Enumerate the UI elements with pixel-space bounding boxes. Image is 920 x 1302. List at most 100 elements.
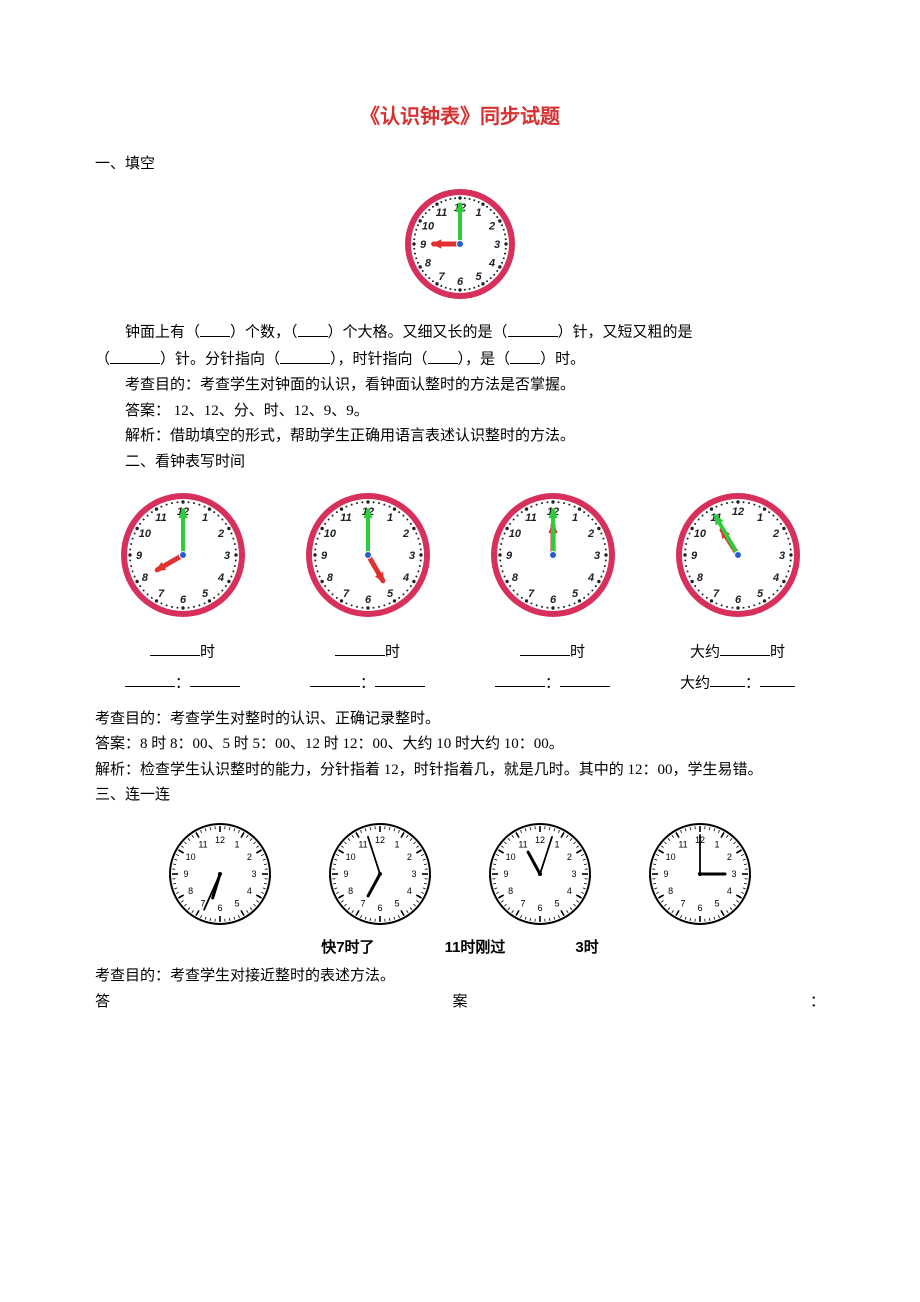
text: 时 xyxy=(770,644,785,660)
svg-text:5: 5 xyxy=(475,271,482,283)
svg-text:4: 4 xyxy=(727,886,732,896)
svg-text:8: 8 xyxy=(188,886,193,896)
svg-text:1: 1 xyxy=(386,512,392,524)
answer-cell: 大约： xyxy=(650,670,825,697)
blank xyxy=(710,670,745,688)
svg-text:9: 9 xyxy=(183,869,188,879)
svg-text:2: 2 xyxy=(587,528,594,540)
svg-text:3: 3 xyxy=(411,869,416,879)
svg-text:2: 2 xyxy=(217,528,224,540)
blank xyxy=(560,670,610,688)
text: 大约 xyxy=(690,644,720,660)
svg-text:4: 4 xyxy=(247,886,252,896)
svg-text:12: 12 xyxy=(535,835,545,845)
svg-text:6: 6 xyxy=(217,903,222,913)
svg-text:11: 11 xyxy=(518,839,527,849)
svg-text:6: 6 xyxy=(457,276,464,288)
svg-text:2: 2 xyxy=(772,528,779,540)
svg-text:7: 7 xyxy=(342,588,349,600)
svg-text:6: 6 xyxy=(364,594,371,606)
svg-text:10: 10 xyxy=(422,220,435,232)
svg-text:7: 7 xyxy=(520,898,525,908)
svg-text:1: 1 xyxy=(475,206,481,218)
text: ）个数，（ xyxy=(230,325,298,341)
svg-text:2: 2 xyxy=(567,852,572,862)
svg-text:9: 9 xyxy=(320,550,327,562)
svg-text:10: 10 xyxy=(508,528,521,540)
text: 时 xyxy=(200,644,215,660)
svg-text:8: 8 xyxy=(668,886,673,896)
text: ）时。 xyxy=(540,352,585,368)
svg-text:1: 1 xyxy=(714,839,719,849)
blank xyxy=(508,319,558,337)
svg-text:3: 3 xyxy=(593,550,599,562)
blank xyxy=(200,319,230,337)
svg-text:10: 10 xyxy=(138,528,151,540)
svg-text:6: 6 xyxy=(734,594,741,606)
svg-text:1: 1 xyxy=(554,839,559,849)
section-1-goal: 考查目的：考查学生对钟面的认识，看钟面认整时的方法是否掌握。 xyxy=(95,373,825,399)
svg-text:9: 9 xyxy=(135,550,142,562)
blank xyxy=(150,639,200,657)
svg-text:4: 4 xyxy=(217,572,224,584)
svg-text:2: 2 xyxy=(727,852,732,862)
svg-text:8: 8 xyxy=(696,572,703,584)
svg-text:9: 9 xyxy=(505,550,512,562)
section-1-fill-line2: （）针。分针指向（），时针指向（），是（）时。 xyxy=(95,346,825,373)
svg-text:8: 8 xyxy=(511,572,518,584)
blank xyxy=(510,346,540,364)
svg-text:11: 11 xyxy=(678,839,687,849)
svg-text:5: 5 xyxy=(386,588,393,600)
svg-text:5: 5 xyxy=(554,898,559,908)
blank xyxy=(335,639,385,657)
svg-text:9: 9 xyxy=(663,869,668,879)
blank xyxy=(310,670,360,688)
svg-text:5: 5 xyxy=(201,588,208,600)
text: 案 xyxy=(452,990,467,1016)
svg-text:11: 11 xyxy=(155,512,166,524)
text: ），是（ xyxy=(458,352,511,368)
blank xyxy=(760,670,795,688)
blank xyxy=(280,346,330,364)
svg-text:1: 1 xyxy=(571,512,577,524)
answer-cell: ： xyxy=(465,670,640,697)
svg-text:8: 8 xyxy=(425,257,432,269)
text: ），时针指向（ xyxy=(330,352,428,368)
svg-text:2: 2 xyxy=(488,220,495,232)
svg-text:2: 2 xyxy=(247,852,252,862)
text: （ xyxy=(95,352,110,368)
svg-text:4: 4 xyxy=(488,257,495,269)
section-3-clock-row: 123456789101112 123456789101112 12345678… xyxy=(95,819,825,961)
section-1-answer: 答案： 12、12、分、时、12、9、9。 xyxy=(95,399,825,425)
svg-text:11: 11 xyxy=(525,512,536,524)
svg-text:6: 6 xyxy=(697,903,702,913)
svg-text:11: 11 xyxy=(358,839,367,849)
section-1-fill-line1: 钟面上有（）个数，（）个大格。又细又长的是（）针，又短又粗的是 xyxy=(95,319,825,346)
svg-text:2: 2 xyxy=(402,528,409,540)
section-3-goal: 考查目的：考查学生对接近整时的表述方法。 xyxy=(95,964,825,990)
svg-text:1: 1 xyxy=(234,839,239,849)
svg-text:5: 5 xyxy=(714,898,719,908)
answer-cell: 时 xyxy=(95,639,270,666)
svg-text:9: 9 xyxy=(690,550,697,562)
answer-cell: 时 xyxy=(465,639,640,666)
label: 快7时了 xyxy=(321,935,374,961)
answer-cell: ： xyxy=(95,670,270,697)
svg-text:5: 5 xyxy=(394,898,399,908)
svg-text:8: 8 xyxy=(348,886,353,896)
svg-text:10: 10 xyxy=(346,852,356,862)
svg-text:3: 3 xyxy=(408,550,414,562)
svg-text:5: 5 xyxy=(234,898,239,908)
text: 答 xyxy=(95,990,110,1016)
section-2-analysis: 解析：检查学生认识整时的能力，分针指着 12，时针指着几，就是几时。其中的 12… xyxy=(95,758,825,784)
svg-text:9: 9 xyxy=(420,239,427,251)
section-2-answer-row-2: ： ： ： 大约： xyxy=(95,670,825,697)
text: 时 xyxy=(570,644,585,660)
svg-text:4: 4 xyxy=(407,886,412,896)
svg-text:5: 5 xyxy=(756,588,763,600)
text: ）针，又短又粗的是 xyxy=(558,325,693,341)
svg-text:3: 3 xyxy=(251,869,256,879)
text: 大约 xyxy=(680,675,710,691)
svg-text:4: 4 xyxy=(772,572,779,584)
answer-cell: 大约 时 xyxy=(650,639,825,666)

_____

- [RICHIESTA DELL'ESERCIZIO]:
Formatta tutti i record qui sopra come un elenco JSON di stringhe, una stringa per ogni riga. Tralascia le righe vuote e le immagini.

- [RISULTATO CORRETTO]:
[
  "Enumerate the UI elements with pixel-space bounding boxes. Image is 920 x 1302. List at most 100 elements.",
  "text: 时 xyxy=(770,644,785,660)",
  "svg-text:5: 5 xyxy=(475,271,482,283)",
  "svg-text:4: 4 xyxy=(727,886,732,896)",
  "svg-text:8: 8 xyxy=(188,886,193,896)",
  "svg-text:1: 1 xyxy=(386,512,392,524)",
  "answer-cell: 大约： xyxy=(650,670,825,697)",
  "blank xyxy=(710,670,745,688)",
  "svg-text:9: 9 xyxy=(183,869,188,879)",
  "svg-text:2: 2 xyxy=(587,528,594,540)",
  "svg-text:3: 3 xyxy=(411,869,416,879)",
  "svg-text:2: 2 xyxy=(217,528,224,540)",
  "blank xyxy=(560,670,610,688)",
  "text: 大约 xyxy=(690,644,720,660)",
  "svg-text:4: 4 xyxy=(247,886,252,896)",
  "svg-text:12: 12 xyxy=(535,835,545,845)",
  "svg-text:6: 6 xyxy=(217,903,222,913)",
  "svg-text:11: 11 xyxy=(518,839,527,849)",
  "svg-text:6: 6 xyxy=(457,276,464,288)",
  "svg-text:2: 2 xyxy=(772,528,779,540)",
  "svg-text:7: 7 xyxy=(342,588,349,600)",
  "svg-text:6: 6 xyxy=(364,594,371,606)",
  "svg-text:10: 10 xyxy=(422,220,435,232)",
  "svg-text:7: 7 xyxy=(520,898,525,908)",
  "svg-text:1: 1 xyxy=(475,206,481,218)",
  "text: ）个数，（ xyxy=(230,325,298,341)",
  "svg-text:2: 2 xyxy=(567,852,572,862)",
  "svg-text:9: 9 xyxy=(320,550,327,562)",
  "svg-text:10: 10 xyxy=(508,528,521,540)",
  "text: 时 xyxy=(200,644,215,660)",
  "svg-text:8: 8 xyxy=(668,886,673,896)",
  "text: ）时。 xyxy=(540,352,585,368)",
  "svg-text:1: 1 xyxy=(714,839,719,849)",
  "blank xyxy=(508,319,558,337)",
  "svg-text:3: 3 xyxy=(593,550,599,562)",
  "blank xyxy=(200,319,230,337)",
  "svg-text:10: 10 xyxy=(138,528,151,540)",
  "svg-text:6: 6 xyxy=(734,594,741,606)",
  "svg-text:1: 1 xyxy=(554,839,559,849)",
  "section-1-goal: 考查目的：考查学生对钟面的认识，看钟面认整时的方法是否掌握。 xyxy=(95,373,825,399)",
  "svg-text:9: 9 xyxy=(135,550,142,562)",
  "blank xyxy=(150,639,200,657)",
  "svg-text:4: 4 xyxy=(217,572,224,584)",
  "svg-text:2: 2 xyxy=(727,852,732,862)",
  "svg-text:8: 8 xyxy=(696,572,703,584)",
  "svg-text:9: 9 xyxy=(505,550,512,562)",
  "section-1-fill-line2: （）针。分针指向（），时针指向（），是（）时。 xyxy=(95,346,825,373)",
  "svg-text:8: 8 xyxy=(511,572,518,584)",
  "blank xyxy=(510,346,540,364)",
  "svg-text:11: 11 xyxy=(678,839,687,849)",
  "svg-text:5: 5 xyxy=(386,588,393,600)",
  "svg-text:5: 5 xyxy=(554,898,559,908)",
  "blank xyxy=(335,639,385,657)",
  "svg-text:9: 9 xyxy=(663,869,668,879)",
  "blank xyxy=(310,670,360,688)",
  "svg-text:5: 5 xyxy=(201,588,208,600)",
  "text: 案 xyxy=(452,990,467,1016)",
  "svg-text:11: 11 xyxy=(155,512,166,524)",
  "text: ），是（ xyxy=(458,352,511,368)",
  "blank xyxy=(760,670,795,688)",
  "blank xyxy=(280,346,330,364)",
  "svg-text:1: 1 xyxy=(571,512,577,524)",
  "answer-cell: ： xyxy=(465,670,640,697)",
  "svg-text:8: 8 xyxy=(425,257,432,269)",
  "text: ），时针指向（ xyxy=(330,352,428,368)",
  "svg-text:2: 2 xyxy=(488,220,495,232)",
  "svg-text:2: 2 xyxy=(247,852,252,862)",
  "text: （ xyxy=(95,352,110,368)",
  "svg-text:4: 4 xyxy=(488,257,495,269)",
  "section-3-clock-row: 123456789101112 123456789101112 12345678… xyxy=(95,819,825,961)",
  "section-1-answer: 答案： 12、12、分、时、12、9、9。 xyxy=(95,399,825,425)",
  "svg-text:11: 11 xyxy=(525,512,536,524)",
  "svg-text:6: 6 xyxy=(697,903,702,913)",
  "svg-text:11: 11 xyxy=(358,839,367,849)",
  "section-1-fill-line1: 钟面上有（）个数，（）个大格。又细又长的是（）针，又短又粗的是 xyxy=(95,319,825,346)",
  "svg-text:2: 2 xyxy=(402,528,409,540)",
  "section-3-goal: 考查目的：考查学生对接近整时的表述方法。 xyxy=(95,964,825,990)",
  "svg-text:1: 1 xyxy=(234,839,239,849)",
  "svg-text:5: 5 xyxy=(714,898,719,908)",
  "answer-cell: 时 xyxy=(95,639,270,666)",
  "svg-text:9: 9 xyxy=(690,550,697,562)",
  "answer-cell: 时 xyxy=(465,639,640,666)",
  "label: 快7时了 xyxy=(321,935,374,961)",
  "answer-cell: ： xyxy=(95,670,270,697)",
  "svg-text:5: 5 xyxy=(394,898,399,908)",
  "svg-text:8: 8 xyxy=(348,886,353,896)",
  "svg-text:10: 10 xyxy=(346,852,356,862)",
  "svg-text:3: 3 xyxy=(408,550,414,562)",
  "svg-text:5: 5 xyxy=(234,898,239,908)",
  "text: 答 xyxy=(95,990,110,1016)",
  "section-2-analysis: 解析：检查学生认识整时的能力，分针指着 12，时针指着几，就是几时。其中的 12… xyxy=(95,758,825,784)",
  "svg-text:9: 9 xyxy=(420,239,427,251)",
  "section-2-answer-row-2: ： ： ： 大约： xyxy=(95,670,825,697)",
  "text: 时 xyxy=(570,644,585,660)",
  "svg-text:4: 4 xyxy=(407,886,412,896)",
  "svg-text:5: 5 xyxy=(756,588,763,600)",
  "text: ）针，又短又粗的是 xyxy=(558,325,693,341)",
  "svg-text:3: 3 xyxy=(251,869,256,879)",
  "text: 大约 xyxy=(680,675,710,691)",
  "svg-text:4: 4 xyxy=(772,572,779,584)",
  "answer-cell: 大约 时 xyxy=(650,639,825,666)"
]